* PROMPT
Report how many lines of the entries below contain the word "nuestras", and nothing more.

[Source data]
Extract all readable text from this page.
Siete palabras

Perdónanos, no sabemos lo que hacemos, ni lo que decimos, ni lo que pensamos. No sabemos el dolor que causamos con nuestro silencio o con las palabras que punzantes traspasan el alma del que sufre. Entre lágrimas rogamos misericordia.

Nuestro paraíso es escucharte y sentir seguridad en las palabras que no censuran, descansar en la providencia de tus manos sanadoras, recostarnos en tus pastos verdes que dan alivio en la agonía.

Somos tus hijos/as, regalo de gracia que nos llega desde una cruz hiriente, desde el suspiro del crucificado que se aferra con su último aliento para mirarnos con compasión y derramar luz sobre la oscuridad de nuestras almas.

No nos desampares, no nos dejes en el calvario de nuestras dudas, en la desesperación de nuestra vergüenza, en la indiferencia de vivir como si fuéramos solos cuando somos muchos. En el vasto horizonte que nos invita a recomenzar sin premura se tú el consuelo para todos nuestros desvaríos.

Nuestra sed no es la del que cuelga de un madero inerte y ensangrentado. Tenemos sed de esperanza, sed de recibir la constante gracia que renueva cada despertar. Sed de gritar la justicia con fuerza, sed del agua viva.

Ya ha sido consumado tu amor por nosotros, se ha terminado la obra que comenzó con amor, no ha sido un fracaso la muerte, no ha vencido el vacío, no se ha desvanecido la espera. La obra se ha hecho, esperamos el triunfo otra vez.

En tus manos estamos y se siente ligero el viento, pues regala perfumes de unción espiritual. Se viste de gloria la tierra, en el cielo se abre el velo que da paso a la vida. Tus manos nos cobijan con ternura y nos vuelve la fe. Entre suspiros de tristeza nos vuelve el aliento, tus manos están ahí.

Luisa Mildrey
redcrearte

* WRITTEN ANSWER
2